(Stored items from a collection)
## Begin

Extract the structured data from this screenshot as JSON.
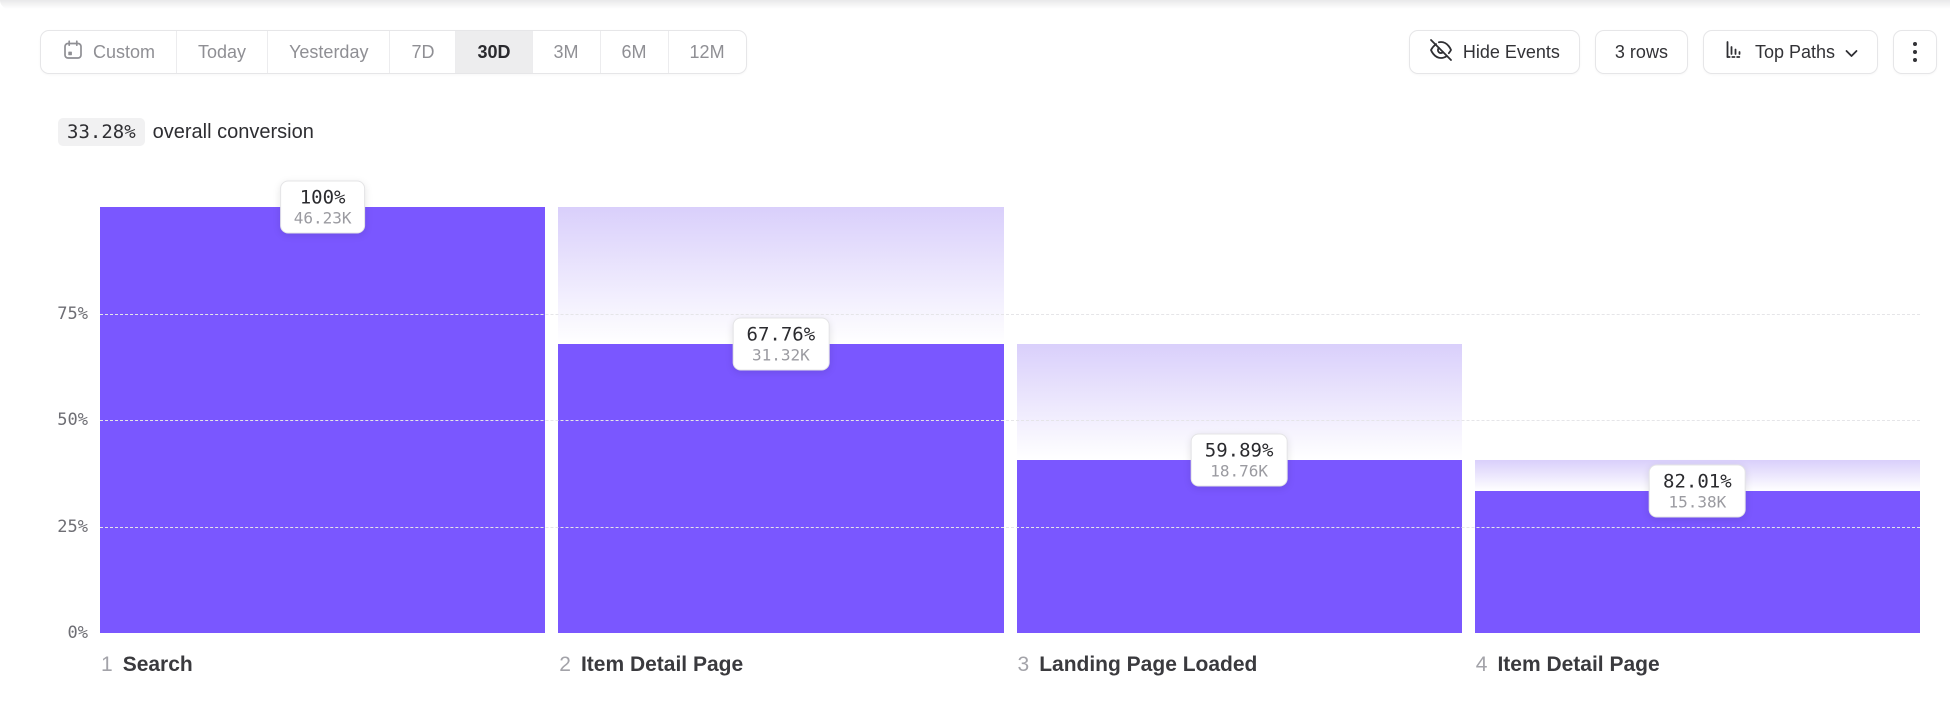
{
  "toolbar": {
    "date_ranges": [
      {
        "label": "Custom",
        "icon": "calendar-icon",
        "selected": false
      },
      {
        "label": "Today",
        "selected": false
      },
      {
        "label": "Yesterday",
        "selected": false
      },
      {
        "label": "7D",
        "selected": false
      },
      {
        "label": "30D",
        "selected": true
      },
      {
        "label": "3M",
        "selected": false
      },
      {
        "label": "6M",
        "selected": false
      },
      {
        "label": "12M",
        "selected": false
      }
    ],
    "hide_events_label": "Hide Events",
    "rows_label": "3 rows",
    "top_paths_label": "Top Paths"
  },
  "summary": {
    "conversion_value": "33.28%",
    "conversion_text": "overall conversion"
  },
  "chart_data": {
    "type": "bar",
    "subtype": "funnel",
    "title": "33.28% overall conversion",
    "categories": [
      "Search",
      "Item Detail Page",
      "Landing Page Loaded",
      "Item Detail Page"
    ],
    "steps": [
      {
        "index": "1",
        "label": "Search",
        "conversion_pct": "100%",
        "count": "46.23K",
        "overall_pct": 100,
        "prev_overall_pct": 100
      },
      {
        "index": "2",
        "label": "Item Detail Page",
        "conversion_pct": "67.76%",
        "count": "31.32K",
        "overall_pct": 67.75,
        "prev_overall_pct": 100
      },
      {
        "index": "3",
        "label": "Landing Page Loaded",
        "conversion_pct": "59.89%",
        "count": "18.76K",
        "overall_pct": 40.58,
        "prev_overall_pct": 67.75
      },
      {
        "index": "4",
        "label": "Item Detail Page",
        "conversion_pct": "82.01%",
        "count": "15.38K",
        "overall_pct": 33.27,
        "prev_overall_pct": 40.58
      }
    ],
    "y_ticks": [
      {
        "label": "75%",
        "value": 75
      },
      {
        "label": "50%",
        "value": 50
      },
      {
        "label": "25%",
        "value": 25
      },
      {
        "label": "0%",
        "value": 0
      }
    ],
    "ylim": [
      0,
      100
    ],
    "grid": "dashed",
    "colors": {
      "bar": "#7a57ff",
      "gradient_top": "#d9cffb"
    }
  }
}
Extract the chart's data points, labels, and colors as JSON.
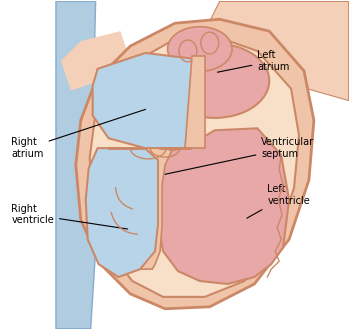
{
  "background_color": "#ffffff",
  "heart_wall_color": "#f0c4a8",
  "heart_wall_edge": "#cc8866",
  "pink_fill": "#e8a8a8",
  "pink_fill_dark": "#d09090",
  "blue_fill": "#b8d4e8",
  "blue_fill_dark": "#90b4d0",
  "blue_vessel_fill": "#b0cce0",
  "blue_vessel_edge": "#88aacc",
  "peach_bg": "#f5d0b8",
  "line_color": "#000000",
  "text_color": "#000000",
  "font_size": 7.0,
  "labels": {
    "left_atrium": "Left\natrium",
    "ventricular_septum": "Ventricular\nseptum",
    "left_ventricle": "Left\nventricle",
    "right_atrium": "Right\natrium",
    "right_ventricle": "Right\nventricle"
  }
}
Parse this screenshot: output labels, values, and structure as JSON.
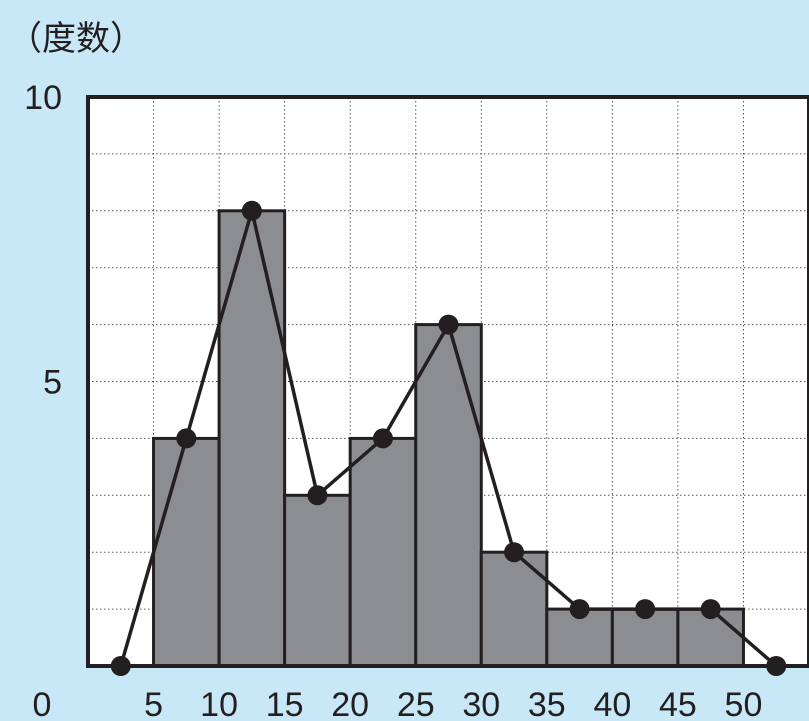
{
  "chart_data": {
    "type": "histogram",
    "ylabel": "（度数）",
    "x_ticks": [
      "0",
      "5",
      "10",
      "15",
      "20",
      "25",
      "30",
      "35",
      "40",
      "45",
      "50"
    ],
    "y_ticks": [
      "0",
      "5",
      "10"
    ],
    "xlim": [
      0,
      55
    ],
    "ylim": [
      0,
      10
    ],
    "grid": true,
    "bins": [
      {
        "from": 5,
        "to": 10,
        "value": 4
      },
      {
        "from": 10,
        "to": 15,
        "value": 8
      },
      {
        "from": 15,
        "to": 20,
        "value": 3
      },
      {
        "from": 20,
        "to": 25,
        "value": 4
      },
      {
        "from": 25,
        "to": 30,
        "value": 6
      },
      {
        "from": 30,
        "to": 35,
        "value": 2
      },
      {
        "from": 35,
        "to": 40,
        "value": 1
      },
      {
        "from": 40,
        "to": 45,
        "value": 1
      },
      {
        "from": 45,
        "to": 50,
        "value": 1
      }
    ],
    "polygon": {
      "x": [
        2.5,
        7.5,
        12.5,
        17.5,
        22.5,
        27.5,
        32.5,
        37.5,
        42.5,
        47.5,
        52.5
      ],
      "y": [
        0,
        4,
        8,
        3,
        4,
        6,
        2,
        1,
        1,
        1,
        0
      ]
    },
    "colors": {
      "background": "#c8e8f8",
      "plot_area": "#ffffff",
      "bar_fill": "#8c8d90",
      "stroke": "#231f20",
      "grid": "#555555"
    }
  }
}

## End

Written exercise. Gather, from the listing above, every line carrying the word "Extract".

Exercise response.
Extract the structured data from this screenshot as JSON.
Extract the chart's data points, labels, and colors as JSON.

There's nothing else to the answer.